**PROBLEM TO SOLVE:** Track down the lines that contain "Données" and copy them.

(Extracted data entries)
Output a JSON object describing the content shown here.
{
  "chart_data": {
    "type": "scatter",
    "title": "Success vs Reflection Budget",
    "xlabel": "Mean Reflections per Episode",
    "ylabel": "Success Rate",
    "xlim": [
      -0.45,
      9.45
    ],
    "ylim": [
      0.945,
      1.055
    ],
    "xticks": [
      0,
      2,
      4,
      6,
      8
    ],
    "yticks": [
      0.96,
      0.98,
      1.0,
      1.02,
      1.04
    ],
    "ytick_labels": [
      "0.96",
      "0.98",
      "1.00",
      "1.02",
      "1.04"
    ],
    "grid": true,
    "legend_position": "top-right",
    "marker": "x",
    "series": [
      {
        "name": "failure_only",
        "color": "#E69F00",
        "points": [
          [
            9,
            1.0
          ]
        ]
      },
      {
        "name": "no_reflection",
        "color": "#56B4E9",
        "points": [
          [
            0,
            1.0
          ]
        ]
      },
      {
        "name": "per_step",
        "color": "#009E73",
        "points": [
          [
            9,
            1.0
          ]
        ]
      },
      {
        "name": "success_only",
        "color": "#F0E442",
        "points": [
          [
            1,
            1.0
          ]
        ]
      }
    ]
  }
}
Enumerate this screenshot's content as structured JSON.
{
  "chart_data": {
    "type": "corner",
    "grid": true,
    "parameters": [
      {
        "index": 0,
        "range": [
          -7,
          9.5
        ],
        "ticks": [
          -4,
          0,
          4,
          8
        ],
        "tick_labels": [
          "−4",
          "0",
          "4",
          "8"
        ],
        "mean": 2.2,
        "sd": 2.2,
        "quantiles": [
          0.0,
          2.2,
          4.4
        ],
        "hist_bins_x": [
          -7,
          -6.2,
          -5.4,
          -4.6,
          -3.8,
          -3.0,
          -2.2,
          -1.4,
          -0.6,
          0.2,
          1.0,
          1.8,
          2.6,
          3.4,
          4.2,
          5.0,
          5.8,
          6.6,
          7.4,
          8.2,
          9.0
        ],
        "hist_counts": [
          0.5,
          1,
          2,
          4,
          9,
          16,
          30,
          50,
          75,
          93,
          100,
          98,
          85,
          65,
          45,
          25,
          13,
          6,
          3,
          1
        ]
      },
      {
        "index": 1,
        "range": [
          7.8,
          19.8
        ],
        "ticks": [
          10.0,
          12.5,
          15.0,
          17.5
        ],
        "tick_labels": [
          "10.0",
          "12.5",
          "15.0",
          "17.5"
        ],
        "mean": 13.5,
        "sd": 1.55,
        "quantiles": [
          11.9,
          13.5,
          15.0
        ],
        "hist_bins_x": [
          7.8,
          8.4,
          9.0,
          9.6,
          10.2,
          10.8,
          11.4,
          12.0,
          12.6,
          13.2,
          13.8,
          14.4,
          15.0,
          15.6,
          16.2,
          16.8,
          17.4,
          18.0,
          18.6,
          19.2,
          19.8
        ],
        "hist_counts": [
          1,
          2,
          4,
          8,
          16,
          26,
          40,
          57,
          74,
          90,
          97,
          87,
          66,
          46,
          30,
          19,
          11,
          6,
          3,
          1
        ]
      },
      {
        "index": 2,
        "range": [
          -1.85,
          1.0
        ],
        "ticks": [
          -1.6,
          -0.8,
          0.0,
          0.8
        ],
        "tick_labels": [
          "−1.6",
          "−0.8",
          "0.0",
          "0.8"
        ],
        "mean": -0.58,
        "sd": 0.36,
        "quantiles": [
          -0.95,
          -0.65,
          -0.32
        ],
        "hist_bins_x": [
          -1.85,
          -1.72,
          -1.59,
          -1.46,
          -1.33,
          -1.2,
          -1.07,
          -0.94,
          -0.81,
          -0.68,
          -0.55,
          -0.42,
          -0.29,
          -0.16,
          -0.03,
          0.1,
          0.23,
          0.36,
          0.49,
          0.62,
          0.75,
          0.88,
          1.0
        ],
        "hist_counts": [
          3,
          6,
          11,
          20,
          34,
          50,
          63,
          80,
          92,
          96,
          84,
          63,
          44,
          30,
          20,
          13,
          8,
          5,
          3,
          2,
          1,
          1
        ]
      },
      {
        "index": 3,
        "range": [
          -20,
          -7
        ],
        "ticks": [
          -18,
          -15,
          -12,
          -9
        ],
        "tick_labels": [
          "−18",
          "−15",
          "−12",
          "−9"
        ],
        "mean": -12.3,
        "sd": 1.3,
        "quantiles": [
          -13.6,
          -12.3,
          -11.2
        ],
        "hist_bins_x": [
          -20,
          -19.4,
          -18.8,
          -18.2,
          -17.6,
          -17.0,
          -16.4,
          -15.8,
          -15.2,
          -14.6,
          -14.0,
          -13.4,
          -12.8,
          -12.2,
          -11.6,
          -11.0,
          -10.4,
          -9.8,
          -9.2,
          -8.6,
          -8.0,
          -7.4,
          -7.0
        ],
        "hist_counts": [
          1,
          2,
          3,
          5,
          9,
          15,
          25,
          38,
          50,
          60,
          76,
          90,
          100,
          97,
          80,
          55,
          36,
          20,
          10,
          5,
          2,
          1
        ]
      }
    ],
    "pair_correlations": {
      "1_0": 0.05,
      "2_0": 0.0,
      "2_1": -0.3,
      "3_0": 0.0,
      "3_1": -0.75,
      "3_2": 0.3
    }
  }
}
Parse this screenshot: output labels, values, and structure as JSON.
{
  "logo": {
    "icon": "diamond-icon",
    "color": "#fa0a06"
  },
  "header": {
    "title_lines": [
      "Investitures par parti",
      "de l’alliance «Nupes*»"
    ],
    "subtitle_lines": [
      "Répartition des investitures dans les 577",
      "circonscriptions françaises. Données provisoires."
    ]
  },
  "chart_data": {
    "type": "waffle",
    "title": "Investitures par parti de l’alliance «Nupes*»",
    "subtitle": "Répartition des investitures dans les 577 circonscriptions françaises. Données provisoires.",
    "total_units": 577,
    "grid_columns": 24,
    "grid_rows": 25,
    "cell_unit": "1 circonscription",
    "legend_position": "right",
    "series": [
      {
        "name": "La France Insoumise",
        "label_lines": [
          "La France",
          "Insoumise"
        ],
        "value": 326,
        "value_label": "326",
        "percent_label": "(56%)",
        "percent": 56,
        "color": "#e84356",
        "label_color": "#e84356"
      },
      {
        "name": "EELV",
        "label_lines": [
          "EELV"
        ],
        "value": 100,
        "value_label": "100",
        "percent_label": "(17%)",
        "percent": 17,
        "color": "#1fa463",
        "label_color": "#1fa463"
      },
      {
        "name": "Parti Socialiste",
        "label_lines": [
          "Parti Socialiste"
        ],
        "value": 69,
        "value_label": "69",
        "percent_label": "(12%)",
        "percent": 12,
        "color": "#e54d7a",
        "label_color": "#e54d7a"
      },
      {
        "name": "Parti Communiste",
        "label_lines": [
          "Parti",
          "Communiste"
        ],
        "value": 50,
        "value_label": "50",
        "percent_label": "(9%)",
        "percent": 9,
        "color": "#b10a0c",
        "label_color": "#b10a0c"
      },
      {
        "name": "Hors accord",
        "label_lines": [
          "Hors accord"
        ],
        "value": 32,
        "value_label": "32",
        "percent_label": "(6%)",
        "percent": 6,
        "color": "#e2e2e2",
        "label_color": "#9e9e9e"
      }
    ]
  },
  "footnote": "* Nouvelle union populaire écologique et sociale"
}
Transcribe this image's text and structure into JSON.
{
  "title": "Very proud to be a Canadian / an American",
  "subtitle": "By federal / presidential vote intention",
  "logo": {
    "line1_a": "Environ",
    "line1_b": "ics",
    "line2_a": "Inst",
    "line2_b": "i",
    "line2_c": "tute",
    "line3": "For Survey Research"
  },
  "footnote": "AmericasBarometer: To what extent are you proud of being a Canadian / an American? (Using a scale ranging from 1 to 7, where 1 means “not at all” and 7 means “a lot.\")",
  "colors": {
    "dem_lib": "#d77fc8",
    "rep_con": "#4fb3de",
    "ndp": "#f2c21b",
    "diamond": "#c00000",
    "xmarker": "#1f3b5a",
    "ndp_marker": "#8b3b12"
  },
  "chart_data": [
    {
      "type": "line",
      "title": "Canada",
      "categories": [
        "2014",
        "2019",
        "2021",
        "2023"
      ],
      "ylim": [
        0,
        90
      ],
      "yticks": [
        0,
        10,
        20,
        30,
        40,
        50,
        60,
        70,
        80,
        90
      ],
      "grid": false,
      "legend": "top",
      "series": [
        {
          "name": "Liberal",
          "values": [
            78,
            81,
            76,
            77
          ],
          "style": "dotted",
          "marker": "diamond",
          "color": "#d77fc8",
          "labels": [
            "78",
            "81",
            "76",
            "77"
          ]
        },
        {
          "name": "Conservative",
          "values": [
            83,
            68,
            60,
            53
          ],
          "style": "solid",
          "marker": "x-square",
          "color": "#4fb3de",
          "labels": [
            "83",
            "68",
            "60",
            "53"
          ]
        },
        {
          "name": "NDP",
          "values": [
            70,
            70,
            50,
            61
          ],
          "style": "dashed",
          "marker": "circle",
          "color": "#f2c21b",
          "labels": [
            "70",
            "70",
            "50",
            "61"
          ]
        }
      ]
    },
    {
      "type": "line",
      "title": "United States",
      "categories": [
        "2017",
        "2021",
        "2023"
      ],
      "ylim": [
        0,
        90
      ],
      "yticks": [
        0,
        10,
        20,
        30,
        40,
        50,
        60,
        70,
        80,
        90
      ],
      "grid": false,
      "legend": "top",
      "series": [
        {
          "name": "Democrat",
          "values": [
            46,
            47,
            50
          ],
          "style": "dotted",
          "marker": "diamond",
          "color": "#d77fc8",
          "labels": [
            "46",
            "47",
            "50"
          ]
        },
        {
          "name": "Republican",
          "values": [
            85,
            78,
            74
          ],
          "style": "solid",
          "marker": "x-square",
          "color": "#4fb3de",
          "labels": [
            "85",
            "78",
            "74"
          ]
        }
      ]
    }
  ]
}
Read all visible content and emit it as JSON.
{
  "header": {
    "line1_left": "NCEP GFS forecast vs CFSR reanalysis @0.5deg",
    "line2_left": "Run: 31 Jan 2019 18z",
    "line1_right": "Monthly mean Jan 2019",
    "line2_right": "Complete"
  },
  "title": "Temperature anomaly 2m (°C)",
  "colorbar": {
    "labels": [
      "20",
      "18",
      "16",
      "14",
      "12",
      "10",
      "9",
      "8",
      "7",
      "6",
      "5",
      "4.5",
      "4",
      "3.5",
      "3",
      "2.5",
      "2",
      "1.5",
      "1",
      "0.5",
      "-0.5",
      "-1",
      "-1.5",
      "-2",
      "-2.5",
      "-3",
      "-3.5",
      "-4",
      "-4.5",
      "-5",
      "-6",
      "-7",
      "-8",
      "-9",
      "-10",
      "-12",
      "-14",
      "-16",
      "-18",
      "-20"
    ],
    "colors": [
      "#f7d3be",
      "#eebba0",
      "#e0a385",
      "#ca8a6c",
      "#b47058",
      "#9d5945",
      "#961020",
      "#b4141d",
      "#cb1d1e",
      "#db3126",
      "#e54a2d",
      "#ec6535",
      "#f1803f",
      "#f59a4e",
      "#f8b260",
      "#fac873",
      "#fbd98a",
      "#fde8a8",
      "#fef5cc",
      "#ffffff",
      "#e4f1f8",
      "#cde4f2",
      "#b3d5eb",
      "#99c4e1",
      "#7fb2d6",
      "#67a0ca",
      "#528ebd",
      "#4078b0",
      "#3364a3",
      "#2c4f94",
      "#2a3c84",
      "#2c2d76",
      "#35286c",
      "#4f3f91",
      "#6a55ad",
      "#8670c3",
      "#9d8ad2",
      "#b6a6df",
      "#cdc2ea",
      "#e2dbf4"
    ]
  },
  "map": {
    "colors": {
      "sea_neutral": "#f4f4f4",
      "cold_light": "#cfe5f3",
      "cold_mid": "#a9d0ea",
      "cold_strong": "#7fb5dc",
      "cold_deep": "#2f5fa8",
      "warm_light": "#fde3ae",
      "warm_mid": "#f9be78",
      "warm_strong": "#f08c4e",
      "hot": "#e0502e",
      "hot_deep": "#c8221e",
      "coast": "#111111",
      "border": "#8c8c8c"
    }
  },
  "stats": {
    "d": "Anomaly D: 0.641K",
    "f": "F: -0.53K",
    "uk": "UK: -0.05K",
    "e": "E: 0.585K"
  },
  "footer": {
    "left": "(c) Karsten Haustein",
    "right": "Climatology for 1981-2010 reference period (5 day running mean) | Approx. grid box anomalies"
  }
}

**RESULT BELOW:**
      "circonscriptions françaises. Données provisoires."
    "subtitle": "Répartition des investitures dans les 577 circonscriptions françaises. Données provisoires.",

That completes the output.